■ SET TASK
Retype every entry exactly, character for character.

■ INPUT DATA
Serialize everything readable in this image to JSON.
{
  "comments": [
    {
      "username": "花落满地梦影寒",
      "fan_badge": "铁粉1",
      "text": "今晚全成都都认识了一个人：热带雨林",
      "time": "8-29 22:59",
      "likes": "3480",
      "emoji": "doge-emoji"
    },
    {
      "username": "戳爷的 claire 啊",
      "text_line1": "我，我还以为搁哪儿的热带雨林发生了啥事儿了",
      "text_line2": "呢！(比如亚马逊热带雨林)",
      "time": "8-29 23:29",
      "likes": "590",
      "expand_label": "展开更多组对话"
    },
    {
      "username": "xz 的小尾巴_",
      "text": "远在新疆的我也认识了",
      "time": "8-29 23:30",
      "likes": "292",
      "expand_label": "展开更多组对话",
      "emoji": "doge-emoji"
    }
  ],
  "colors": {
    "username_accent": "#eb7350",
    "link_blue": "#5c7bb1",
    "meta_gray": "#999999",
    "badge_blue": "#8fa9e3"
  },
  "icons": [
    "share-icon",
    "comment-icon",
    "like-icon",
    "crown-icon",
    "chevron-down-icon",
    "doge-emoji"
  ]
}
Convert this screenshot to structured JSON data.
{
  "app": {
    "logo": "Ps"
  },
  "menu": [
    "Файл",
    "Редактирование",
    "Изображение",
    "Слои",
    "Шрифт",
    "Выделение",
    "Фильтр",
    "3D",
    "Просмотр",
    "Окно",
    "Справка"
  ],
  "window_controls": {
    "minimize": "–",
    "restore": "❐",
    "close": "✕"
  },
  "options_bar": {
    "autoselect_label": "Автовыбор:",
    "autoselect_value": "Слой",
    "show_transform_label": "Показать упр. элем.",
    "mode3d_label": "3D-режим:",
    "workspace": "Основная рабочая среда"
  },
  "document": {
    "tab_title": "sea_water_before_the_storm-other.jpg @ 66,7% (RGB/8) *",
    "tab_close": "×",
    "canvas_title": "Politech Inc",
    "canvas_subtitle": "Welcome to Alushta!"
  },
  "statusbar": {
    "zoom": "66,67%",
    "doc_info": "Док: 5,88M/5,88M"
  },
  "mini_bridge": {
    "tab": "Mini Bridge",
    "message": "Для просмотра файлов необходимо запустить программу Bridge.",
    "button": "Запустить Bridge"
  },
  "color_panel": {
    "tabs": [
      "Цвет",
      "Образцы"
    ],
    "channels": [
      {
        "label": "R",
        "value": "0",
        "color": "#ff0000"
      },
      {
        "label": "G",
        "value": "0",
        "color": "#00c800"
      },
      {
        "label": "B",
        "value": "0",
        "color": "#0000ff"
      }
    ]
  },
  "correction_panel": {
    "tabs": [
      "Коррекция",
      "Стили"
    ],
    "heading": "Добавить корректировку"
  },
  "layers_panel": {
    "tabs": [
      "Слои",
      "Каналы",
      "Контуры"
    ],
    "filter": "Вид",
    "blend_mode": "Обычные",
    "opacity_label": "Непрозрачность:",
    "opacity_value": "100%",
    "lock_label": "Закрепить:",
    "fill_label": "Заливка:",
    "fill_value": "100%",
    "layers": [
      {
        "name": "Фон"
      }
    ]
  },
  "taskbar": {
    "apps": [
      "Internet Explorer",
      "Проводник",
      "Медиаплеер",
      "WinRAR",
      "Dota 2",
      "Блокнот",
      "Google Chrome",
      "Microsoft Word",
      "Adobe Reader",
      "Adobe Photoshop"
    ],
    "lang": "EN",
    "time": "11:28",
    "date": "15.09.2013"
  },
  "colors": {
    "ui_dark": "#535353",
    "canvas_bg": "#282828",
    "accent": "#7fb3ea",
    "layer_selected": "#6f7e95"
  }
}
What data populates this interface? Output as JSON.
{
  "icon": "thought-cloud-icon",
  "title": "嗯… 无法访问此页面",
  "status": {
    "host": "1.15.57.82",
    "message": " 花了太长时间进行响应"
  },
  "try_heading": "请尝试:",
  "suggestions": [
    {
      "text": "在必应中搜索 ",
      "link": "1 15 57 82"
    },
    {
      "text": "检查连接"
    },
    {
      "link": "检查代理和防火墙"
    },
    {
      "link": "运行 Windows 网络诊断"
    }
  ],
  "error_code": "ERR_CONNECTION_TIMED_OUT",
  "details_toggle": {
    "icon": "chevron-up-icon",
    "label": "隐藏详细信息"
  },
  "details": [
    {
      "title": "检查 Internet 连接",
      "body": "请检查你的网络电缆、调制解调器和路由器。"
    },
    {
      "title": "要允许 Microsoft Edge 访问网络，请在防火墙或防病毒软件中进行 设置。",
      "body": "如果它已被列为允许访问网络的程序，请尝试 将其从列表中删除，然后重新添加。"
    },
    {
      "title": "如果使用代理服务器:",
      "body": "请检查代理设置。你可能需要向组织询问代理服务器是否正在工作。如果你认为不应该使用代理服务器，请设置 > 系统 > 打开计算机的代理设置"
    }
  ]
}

■ REPLY TO THE TASK
Serialize everything readable in this image to JSON.
{
  "comments": [
    {
      "username": "花落满地梦影寒",
      "fan_badge": "铁粉1",
      "text": "今晚全成都都认识了一个人：热带雨林",
      "time": "8-29 22:59",
      "likes": "3480",
      "emoji": "doge-emoji"
    },
    {
      "username": "戳爷的 claire 啊",
      "text_line1": "我，我还以为搁哪儿的热带雨林发生了啥事儿了",
      "text_line2": "呢！(比如亚马逊热带雨林)",
      "time": "8-29 23:29",
      "likes": "590",
      "expand_label": "展开更多组对话"
    },
    {
      "username": "xz 的小尾巴_",
      "text": "远在新疆的我也认识了",
      "time": "8-29 23:30",
      "likes": "292",
      "expand_label": "展开更多组对话",
      "emoji": "doge-emoji"
    }
  ],
  "colors": {
    "username_accent": "#eb7350",
    "link_blue": "#5c7bb1",
    "meta_gray": "#999999",
    "badge_blue": "#8fa9e3"
  },
  "icons": [
    "share-icon",
    "comment-icon",
    "like-icon",
    "crown-icon",
    "chevron-down-icon",
    "doge-emoji"
  ]
}
Convert this screenshot to structured JSON data.
{
  "app": {
    "logo": "Ps"
  },
  "menu": [
    "Файл",
    "Редактирование",
    "Изображение",
    "Слои",
    "Шрифт",
    "Выделение",
    "Фильтр",
    "3D",
    "Просмотр",
    "Окно",
    "Справка"
  ],
  "window_controls": {
    "minimize": "–",
    "restore": "❐",
    "close": "✕"
  },
  "options_bar": {
    "autoselect_label": "Автовыбор:",
    "autoselect_value": "Слой",
    "show_transform_label": "Показать упр. элем.",
    "mode3d_label": "3D-режим:",
    "workspace": "Основная рабочая среда"
  },
  "document": {
    "tab_title": "sea_water_before_the_storm-other.jpg @ 66,7% (RGB/8) *",
    "tab_close": "×",
    "canvas_title": "Politech Inc",
    "canvas_subtitle": "Welcome to Alushta!"
  },
  "statusbar": {
    "zoom": "66,67%",
    "doc_info": "Док: 5,88M/5,88M"
  },
  "mini_bridge": {
    "tab": "Mini Bridge",
    "message": "Для просмотра файлов необходимо запустить программу Bridge.",
    "button": "Запустить Bridge"
  },
  "color_panel": {
    "tabs": [
      "Цвет",
      "Образцы"
    ],
    "channels": [
      {
        "label": "R",
        "value": "0",
        "color": "#ff0000"
      },
      {
        "label": "G",
        "value": "0",
        "color": "#00c800"
      },
      {
        "label": "B",
        "value": "0",
        "color": "#0000ff"
      }
    ]
  },
  "correction_panel": {
    "tabs": [
      "Коррекция",
      "Стили"
    ],
    "heading": "Добавить корректировку"
  },
  "layers_panel": {
    "tabs": [
      "Слои",
      "Каналы",
      "Контуры"
    ],
    "filter": "Вид",
    "blend_mode": "Обычные",
    "opacity_label": "Непрозрачность:",
    "opacity_value": "100%",
    "lock_label": "Закрепить:",
    "fill_label": "Заливка:",
    "fill_value": "100%",
    "layers": [
      {
        "name": "Фон"
      }
    ]
  },
  "taskbar": {
    "apps": [
      "Internet Explorer",
      "Проводник",
      "Медиаплеер",
      "WinRAR",
      "Dota 2",
      "Блокнот",
      "Google Chrome",
      "Microsoft Word",
      "Adobe Reader",
      "Adobe Photoshop"
    ],
    "lang": "EN",
    "time": "11:28",
    "date": "15.09.2013"
  },
  "colors": {
    "ui_dark": "#535353",
    "canvas_bg": "#282828",
    "accent": "#7fb3ea",
    "layer_selected": "#6f7e95"
  }
}
What data populates this interface? Output as JSON.
{
  "icon": "thought-cloud-icon",
  "title": "嗯… 无法访问此页面",
  "status": {
    "host": "1.15.57.82",
    "message": " 花了太长时间进行响应"
  },
  "try_heading": "请尝试:",
  "suggestions": [
    {
      "text": "在必应中搜索 ",
      "link": "1 15 57 82"
    },
    {
      "text": "检查连接"
    },
    {
      "link": "检查代理和防火墙"
    },
    {
      "link": "运行 Windows 网络诊断"
    }
  ],
  "error_code": "ERR_CONNECTION_TIMED_OUT",
  "details_toggle": {
    "icon": "chevron-up-icon",
    "label": "隐藏详细信息"
  },
  "details": [
    {
      "title": "检查 Internet 连接",
      "body": "请检查你的网络电缆、调制解调器和路由器。"
    },
    {
      "title": "要允许 Microsoft Edge 访问网络，请在防火墙或防病毒软件中进行 设置。",
      "body": "如果它已被列为允许访问网络的程序，请尝试 将其从列表中删除，然后重新添加。"
    },
    {
      "title": "如果使用代理服务器:",
      "body": "请检查代理设置。你可能需要向组织询问代理服务器是否正在工作。如果你认为不应该使用代理服务器，请设置 > 系统 > 打开计算机的代理设置"
    }
  ]
}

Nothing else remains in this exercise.